━━━━━ Data excerpts ━━━━━
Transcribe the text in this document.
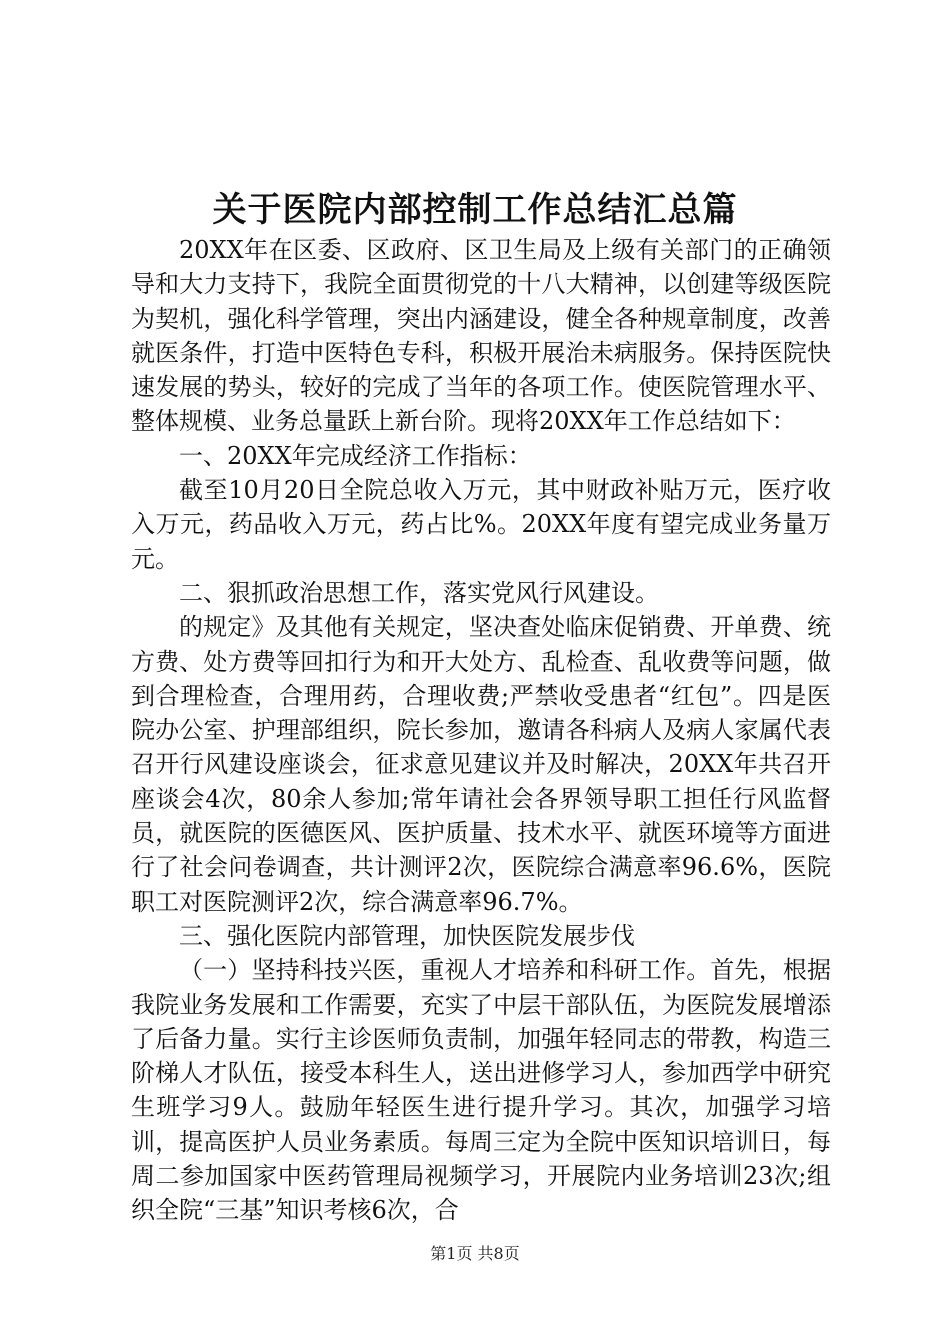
关于医院内部控制工作总结汇总篇

20XX年在区委、区政府、区卫生局及上级有关部门的正确领导和大力支持下，我院全面贯彻党的十八大精神，以创建等级医院为契机，强化科学管理，突出内涵建设，健全各种规章制度，改善就医条件，打造中医特色专科，积极开展治未病服务。保持医院快速发展的势头，较好的完成了当年的各项工作。使医院管理水平、整体规模、业务总量跃上新台阶。现将20XX年工作总结如下：

一、20XX年完成经济工作指标：

截至10月20日全院总收入万元，其中财政补贴万元，医疗收入万元，药品收入万元，药占比%。20XX年度有望完成业务量万元。

二、狠抓政治思想工作，落实党风行风建设。

的规定》及其他有关规定，坚决查处临床促销费、开单费、统方费、处方费等回扣行为和开大处方、乱检查、乱收费等问题，做到合理检查，合理用药，合理收费;严禁收受患者“红包”。四是医院办公室、护理部组织，院长参加，邀请各科病人及病人家属代表召开行风建设座谈会，征求意见建议并及时解决，20XX年共召开座谈会4次，80余人参加;常年请社会各界领导职工担任行风监督员，就医院的医德医风、医护质量、技术水平、就医环境等方面进行了社会问卷调查，共计测评2次，医院综合满意率96.6%，医院职工对医院测评2次，综合满意率96.7%。

三、强化医院内部管理，加快医院发展步伐

（一）坚持科技兴医，重视人才培养和科研工作。首先，根据我院业务发展和工作需要，充实了中层干部队伍，为医院发展增添了后备力量。实行主诊医师负责制，加强年轻同志的带教，构造三阶梯人才队伍，接受本科生人，送出进修学习人，参加西学中研究生班学习9人。鼓励年轻医生进行提升学习。其次，加强学习培训，提高医护人员业务素质。每周三定为全院中医知识培训日，每周二参加国家中医药管理局视频学习，开展院内业务培训23次;组织全院“三基”知识考核6次，合

第1页 共8页
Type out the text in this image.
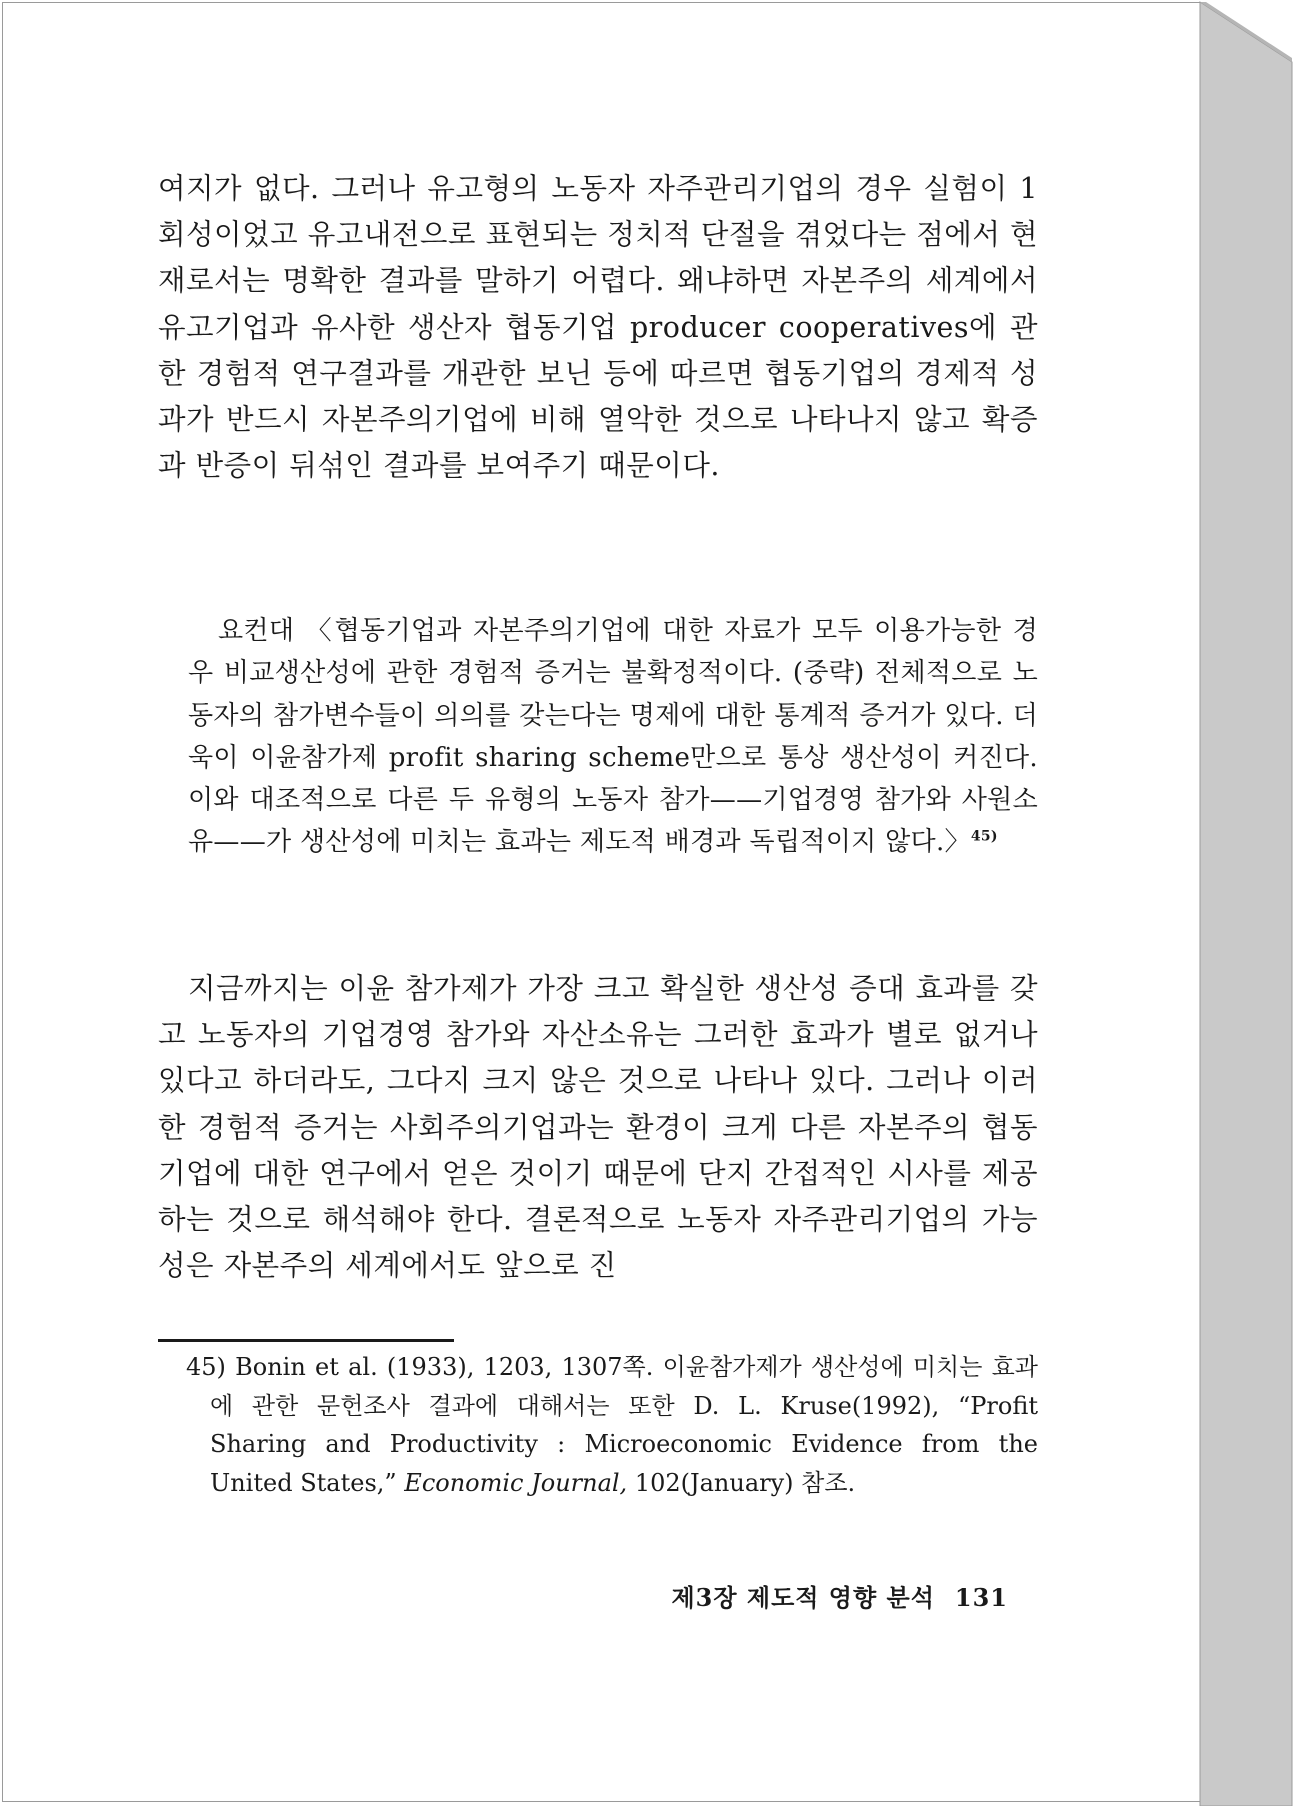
여지가 없다. 그러나 유고형의 노동자 자주관리기업의 경우 실험이 1회성이었고 유고내전으로 표현되는 정치적 단절을 겪었다는 점에서 현재로서는 명확한 결과를 말하기 어렵다. 왜냐하면 자본주의 세계에서 유고기업과 유사한 생산자 협동기업 producer cooperatives에 관한 경험적 연구결과를 개관한 보닌 등에 따르면 협동기업의 경제적 성과가 반드시 자본주의기업에 비해 열악한 것으로 나타나지 않고 확증과 반증이 뒤섞인 결과를 보여주기 때문이다.

요컨대 〈협동기업과 자본주의기업에 대한 자료가 모두 이용가능한 경우 비교생산성에 관한 경험적 증거는 불확정적이다. (중략) 전체적으로 노동자의 참가변수들이 의의를 갖는다는 명제에 대한 통계적 증거가 있다. 더욱이 이윤참가제 profit sharing scheme만으로 통상 생산성이 커진다. 이와 대조적으로 다른 두 유형의 노동자 참가——기업경영 참가와 사원소유——가 생산성에 미치는 효과는 제도적 배경과 독립적이지 않다.〉$^{45)}$

지금까지는 이윤 참가제가 가장 크고 확실한 생산성 증대 효과를 갖고 노동자의 기업경영 참가와 자산소유는 그러한 효과가 별로 없거나 있다고 하더라도, 그다지 크지 않은 것으로 나타나 있다. 그러나 이러한 경험적 증거는 사회주의기업과는 환경이 크게 다른 자본주의 협동기업에 대한 연구에서 얻은 것이기 때문에 단지 간접적인 시사를 제공하는 것으로 해석해야 한다. 결론적으로 노동자 자주관리기업의 가능성은 자본주의 세계에서도 앞으로 진

45) Bonin et al. (1933), 1203, 1307쪽. 이윤참가제가 생산성에 미치는 효과에 관한 문헌조사 결과에 대해서는 또한 D. L. Kruse(1992), “Profit Sharing and Productivity : Microeconomic Evidence from the United States,” Economic Journal, 102(January) 참조.

제3장 제도적 영향 분석 131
━━━━━
Each line in the records above should be reproduced exactly; images are not copied.

→ Task answer
Transcribe the text in this document.
关于医院内部控制工作总结汇总篇

20XX年在区委、区政府、区卫生局及上级有关部门的正确领导和大力支持下，我院全面贯彻党的十八大精神，以创建等级医院为契机，强化科学管理，突出内涵建设，健全各种规章制度，改善就医条件，打造中医特色专科，积极开展治未病服务。保持医院快速发展的势头，较好的完成了当年的各项工作。使医院管理水平、整体规模、业务总量跃上新台阶。现将20XX年工作总结如下：

一、20XX年完成经济工作指标：

截至10月20日全院总收入万元，其中财政补贴万元，医疗收入万元，药品收入万元，药占比%。20XX年度有望完成业务量万元。

二、狠抓政治思想工作，落实党风行风建设。

的规定》及其他有关规定，坚决查处临床促销费、开单费、统方费、处方费等回扣行为和开大处方、乱检查、乱收费等问题，做到合理检查，合理用药，合理收费;严禁收受患者“红包”。四是医院办公室、护理部组织，院长参加，邀请各科病人及病人家属代表召开行风建设座谈会，征求意见建议并及时解决，20XX年共召开座谈会4次，80余人参加;常年请社会各界领导职工担任行风监督员，就医院的医德医风、医护质量、技术水平、就医环境等方面进行了社会问卷调查，共计测评2次，医院综合满意率96.6%，医院职工对医院测评2次，综合满意率96.7%。

三、强化医院内部管理，加快医院发展步伐

（一）坚持科技兴医，重视人才培养和科研工作。首先，根据我院业务发展和工作需要，充实了中层干部队伍，为医院发展增添了后备力量。实行主诊医师负责制，加强年轻同志的带教，构造三阶梯人才队伍，接受本科生人，送出进修学习人，参加西学中研究生班学习9人。鼓励年轻医生进行提升学习。其次，加强学习培训，提高医护人员业务素质。每周三定为全院中医知识培训日，每周二参加国家中医药管理局视频学习，开展院内业务培训23次;组织全院“三基”知识考核6次，合

第1页 共8页
Type out the text in this image.
여지가 없다. 그러나 유고형의 노동자 자주관리기업의 경우 실험이 1회성이었고 유고내전으로 표현되는 정치적 단절을 겪었다는 점에서 현재로서는 명확한 결과를 말하기 어렵다. 왜냐하면 자본주의 세계에서 유고기업과 유사한 생산자 협동기업 producer cooperatives에 관한 경험적 연구결과를 개관한 보닌 등에 따르면 협동기업의 경제적 성과가 반드시 자본주의기업에 비해 열악한 것으로 나타나지 않고 확증과 반증이 뒤섞인 결과를 보여주기 때문이다.

요컨대 〈협동기업과 자본주의기업에 대한 자료가 모두 이용가능한 경우 비교생산성에 관한 경험적 증거는 불확정적이다. (중략) 전체적으로 노동자의 참가변수들이 의의를 갖는다는 명제에 대한 통계적 증거가 있다. 더욱이 이윤참가제 profit sharing scheme만으로 통상 생산성이 커진다. 이와 대조적으로 다른 두 유형의 노동자 참가——기업경영 참가와 사원소유——가 생산성에 미치는 효과는 제도적 배경과 독립적이지 않다.〉$^{45)}$

지금까지는 이윤 참가제가 가장 크고 확실한 생산성 증대 효과를 갖고 노동자의 기업경영 참가와 자산소유는 그러한 효과가 별로 없거나 있다고 하더라도, 그다지 크지 않은 것으로 나타나 있다. 그러나 이러한 경험적 증거는 사회주의기업과는 환경이 크게 다른 자본주의 협동기업에 대한 연구에서 얻은 것이기 때문에 단지 간접적인 시사를 제공하는 것으로 해석해야 한다. 결론적으로 노동자 자주관리기업의 가능성은 자본주의 세계에서도 앞으로 진

45) Bonin et al. (1933), 1203, 1307쪽. 이윤참가제가 생산성에 미치는 효과에 관한 문헌조사 결과에 대해서는 또한 D. L. Kruse(1992), “Profit Sharing and Productivity : Microeconomic Evidence from the United States,” Economic Journal, 102(January) 참조.

제3장 제도적 영향 분석 131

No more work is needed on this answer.